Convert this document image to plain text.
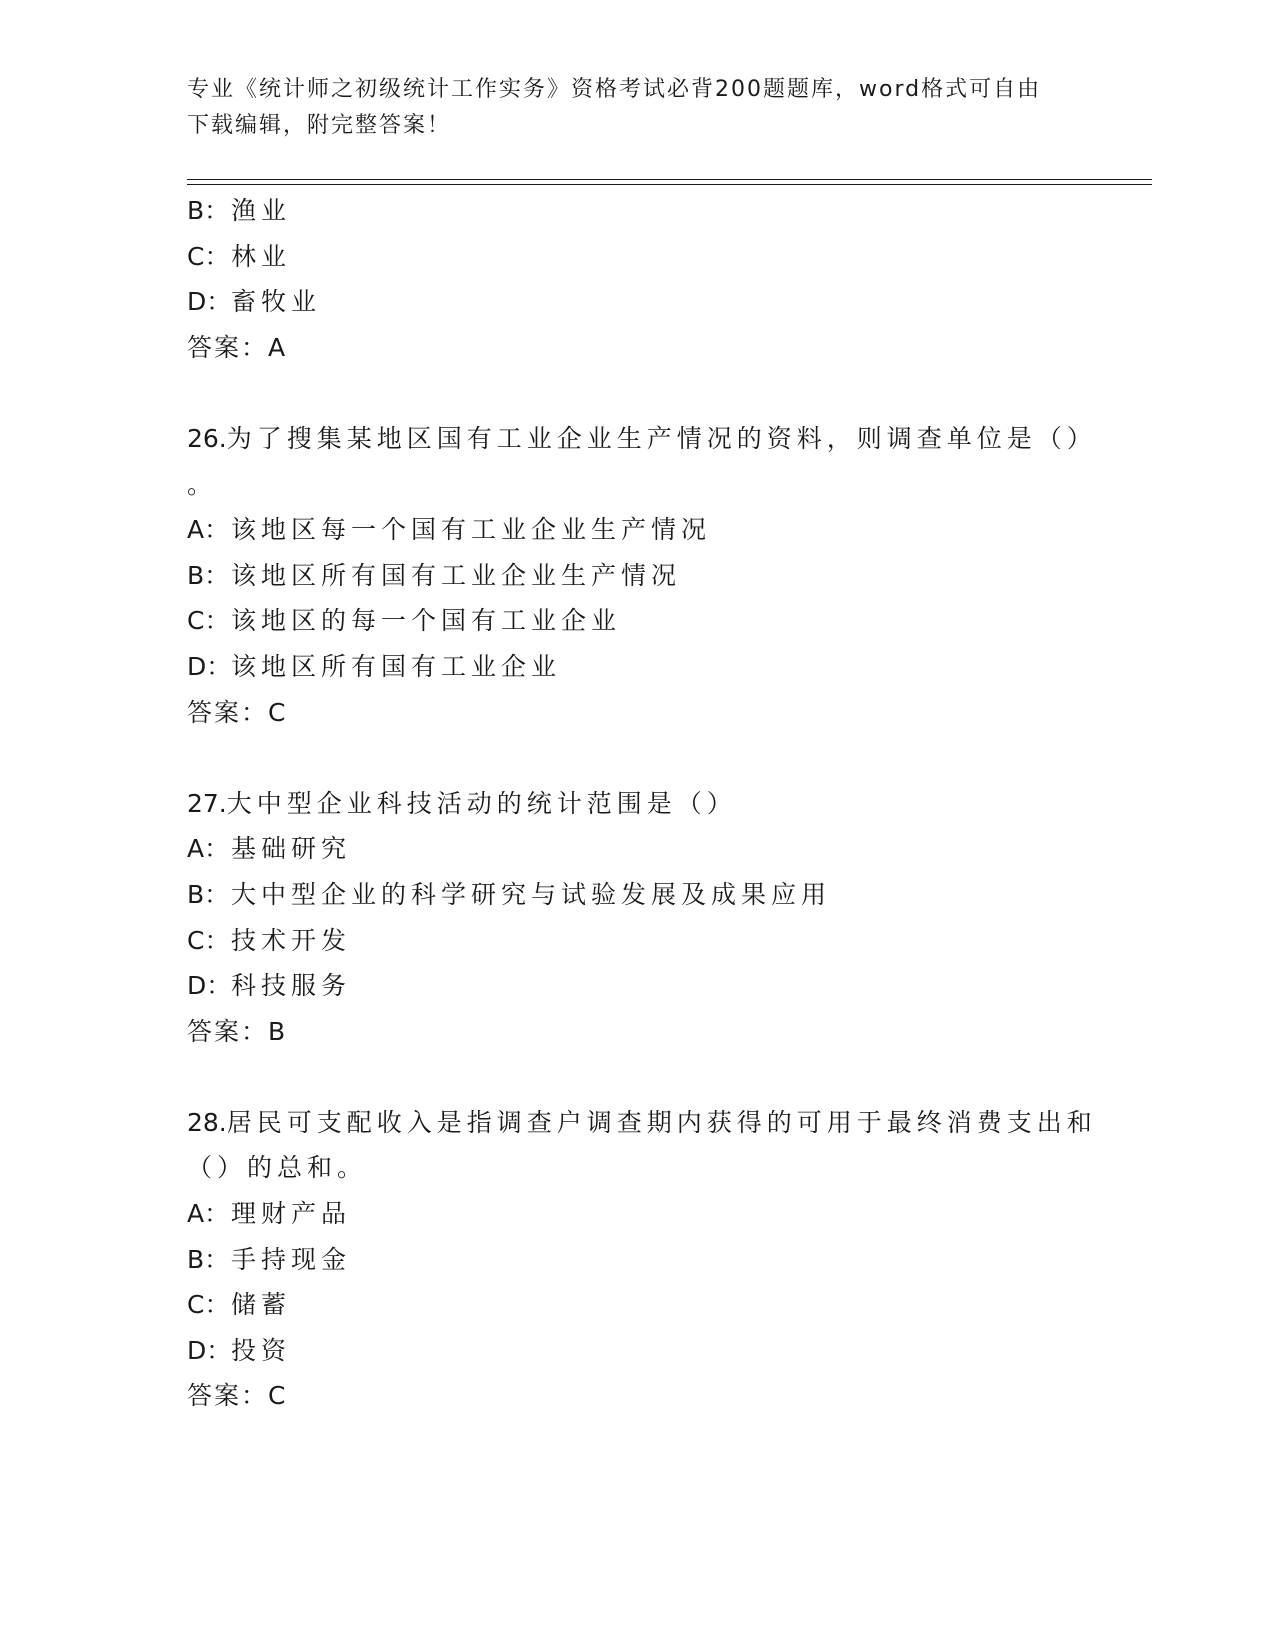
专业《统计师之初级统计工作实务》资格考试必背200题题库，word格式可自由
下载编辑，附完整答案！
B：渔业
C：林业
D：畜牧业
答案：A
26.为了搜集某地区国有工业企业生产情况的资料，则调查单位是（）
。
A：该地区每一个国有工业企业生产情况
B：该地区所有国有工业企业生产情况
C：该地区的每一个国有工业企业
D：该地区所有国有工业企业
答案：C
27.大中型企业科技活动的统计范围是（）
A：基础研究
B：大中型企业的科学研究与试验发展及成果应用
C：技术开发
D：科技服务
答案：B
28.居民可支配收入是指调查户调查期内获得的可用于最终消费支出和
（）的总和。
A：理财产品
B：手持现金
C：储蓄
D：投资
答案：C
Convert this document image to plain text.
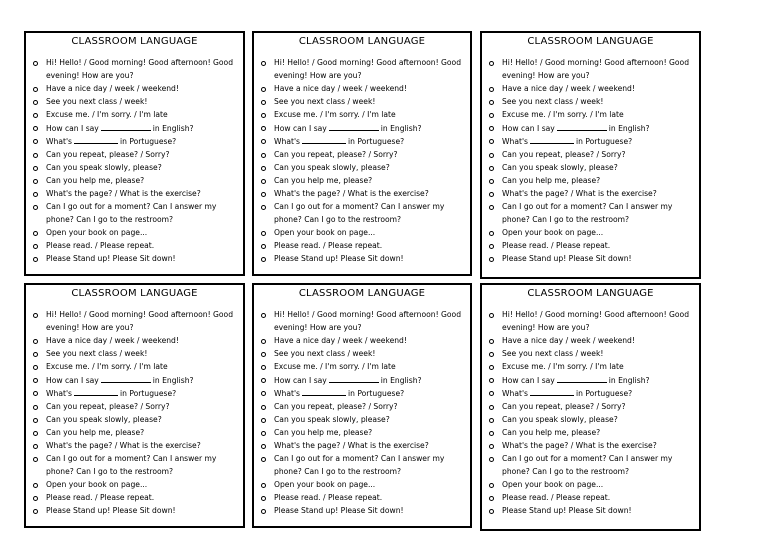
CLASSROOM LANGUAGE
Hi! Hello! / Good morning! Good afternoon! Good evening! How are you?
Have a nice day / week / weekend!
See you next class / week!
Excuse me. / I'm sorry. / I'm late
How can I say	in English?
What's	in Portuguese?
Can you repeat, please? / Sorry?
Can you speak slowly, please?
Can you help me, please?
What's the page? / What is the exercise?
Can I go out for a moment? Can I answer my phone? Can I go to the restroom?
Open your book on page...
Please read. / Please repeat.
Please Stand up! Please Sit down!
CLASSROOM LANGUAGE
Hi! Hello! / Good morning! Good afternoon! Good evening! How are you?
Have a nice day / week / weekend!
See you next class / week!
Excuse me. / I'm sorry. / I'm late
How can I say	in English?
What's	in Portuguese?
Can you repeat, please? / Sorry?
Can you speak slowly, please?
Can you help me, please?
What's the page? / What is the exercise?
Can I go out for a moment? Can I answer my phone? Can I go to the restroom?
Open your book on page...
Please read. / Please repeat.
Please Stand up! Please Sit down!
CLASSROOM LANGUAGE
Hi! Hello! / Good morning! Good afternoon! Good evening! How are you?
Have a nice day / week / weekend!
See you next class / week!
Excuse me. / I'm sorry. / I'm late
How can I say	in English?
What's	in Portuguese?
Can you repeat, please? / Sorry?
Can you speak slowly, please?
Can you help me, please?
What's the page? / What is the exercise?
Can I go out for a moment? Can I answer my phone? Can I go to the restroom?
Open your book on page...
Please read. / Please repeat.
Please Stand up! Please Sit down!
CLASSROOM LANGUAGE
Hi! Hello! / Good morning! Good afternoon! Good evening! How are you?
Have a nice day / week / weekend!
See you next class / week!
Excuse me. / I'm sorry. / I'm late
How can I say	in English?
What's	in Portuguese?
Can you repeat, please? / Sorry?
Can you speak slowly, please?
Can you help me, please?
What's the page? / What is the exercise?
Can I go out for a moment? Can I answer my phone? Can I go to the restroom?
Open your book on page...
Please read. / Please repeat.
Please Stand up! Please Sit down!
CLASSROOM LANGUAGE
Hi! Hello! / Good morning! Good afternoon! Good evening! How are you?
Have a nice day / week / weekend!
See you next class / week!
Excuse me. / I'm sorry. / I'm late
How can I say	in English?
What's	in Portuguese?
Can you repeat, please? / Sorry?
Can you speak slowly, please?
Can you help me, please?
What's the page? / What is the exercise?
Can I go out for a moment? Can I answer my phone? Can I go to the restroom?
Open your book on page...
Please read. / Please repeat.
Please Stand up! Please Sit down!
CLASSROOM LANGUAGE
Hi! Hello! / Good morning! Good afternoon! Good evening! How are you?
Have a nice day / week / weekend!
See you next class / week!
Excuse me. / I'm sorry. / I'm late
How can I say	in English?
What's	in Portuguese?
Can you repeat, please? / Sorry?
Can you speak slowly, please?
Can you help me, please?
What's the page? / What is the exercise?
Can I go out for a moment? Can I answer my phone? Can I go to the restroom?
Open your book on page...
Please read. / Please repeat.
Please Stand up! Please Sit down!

→ EXERCISE DESCRIPTION
Quote the material word for word, dropping any images it holds.

→ EXERCISE ANSWER
Convert this document image to plain text.
专业《统计师之初级统计工作实务》资格考试必背200题题库，word格式可自由
下载编辑，附完整答案！
B：渔业
C：林业
D：畜牧业
答案：A
26.为了搜集某地区国有工业企业生产情况的资料，则调查单位是（）
。
A：该地区每一个国有工业企业生产情况
B：该地区所有国有工业企业生产情况
C：该地区的每一个国有工业企业
D：该地区所有国有工业企业
答案：C
27.大中型企业科技活动的统计范围是（）
A：基础研究
B：大中型企业的科学研究与试验发展及成果应用
C：技术开发
D：科技服务
答案：B
28.居民可支配收入是指调查户调查期内获得的可用于最终消费支出和
（）的总和。
A：理财产品
B：手持现金
C：储蓄
D：投资
答案：C
Convert this document image to plain text.
CLASSROOM LANGUAGE
Hi! Hello! / Good morning! Good afternoon! Good evening! How are you?
Have a nice day / week / weekend!
See you next class / week!
Excuse me. / I'm sorry. / I'm late
How can I say	in English?
What's	in Portuguese?
Can you repeat, please? / Sorry?
Can you speak slowly, please?
Can you help me, please?
What's the page? / What is the exercise?
Can I go out for a moment? Can I answer my phone? Can I go to the restroom?
Open your book on page...
Please read. / Please repeat.
Please Stand up! Please Sit down!
CLASSROOM LANGUAGE
Hi! Hello! / Good morning! Good afternoon! Good evening! How are you?
Have a nice day / week / weekend!
See you next class / week!
Excuse me. / I'm sorry. / I'm late
How can I say	in English?
What's	in Portuguese?
Can you repeat, please? / Sorry?
Can you speak slowly, please?
Can you help me, please?
What's the page? / What is the exercise?
Can I go out for a moment? Can I answer my phone? Can I go to the restroom?
Open your book on page...
Please read. / Please repeat.
Please Stand up! Please Sit down!
CLASSROOM LANGUAGE
Hi! Hello! / Good morning! Good afternoon! Good evening! How are you?
Have a nice day / week / weekend!
See you next class / week!
Excuse me. / I'm sorry. / I'm late
How can I say	in English?
What's	in Portuguese?
Can you repeat, please? / Sorry?
Can you speak slowly, please?
Can you help me, please?
What's the page? / What is the exercise?
Can I go out for a moment? Can I answer my phone? Can I go to the restroom?
Open your book on page...
Please read. / Please repeat.
Please Stand up! Please Sit down!
CLASSROOM LANGUAGE
Hi! Hello! / Good morning! Good afternoon! Good evening! How are you?
Have a nice day / week / weekend!
See you next class / week!
Excuse me. / I'm sorry. / I'm late
How can I say	in English?
What's	in Portuguese?
Can you repeat, please? / Sorry?
Can you speak slowly, please?
Can you help me, please?
What's the page? / What is the exercise?
Can I go out for a moment? Can I answer my phone? Can I go to the restroom?
Open your book on page...
Please read. / Please repeat.
Please Stand up! Please Sit down!
CLASSROOM LANGUAGE
Hi! Hello! / Good morning! Good afternoon! Good evening! How are you?
Have a nice day / week / weekend!
See you next class / week!
Excuse me. / I'm sorry. / I'm late
How can I say	in English?
What's	in Portuguese?
Can you repeat, please? / Sorry?
Can you speak slowly, please?
Can you help me, please?
What's the page? / What is the exercise?
Can I go out for a moment? Can I answer my phone? Can I go to the restroom?
Open your book on page...
Please read. / Please repeat.
Please Stand up! Please Sit down!
CLASSROOM LANGUAGE
Hi! Hello! / Good morning! Good afternoon! Good evening! How are you?
Have a nice day / week / weekend!
See you next class / week!
Excuse me. / I'm sorry. / I'm late
How can I say	in English?
What's	in Portuguese?
Can you repeat, please? / Sorry?
Can you speak slowly, please?
Can you help me, please?
What's the page? / What is the exercise?
Can I go out for a moment? Can I answer my phone? Can I go to the restroom?
Open your book on page...
Please read. / Please repeat.
Please Stand up! Please Sit down!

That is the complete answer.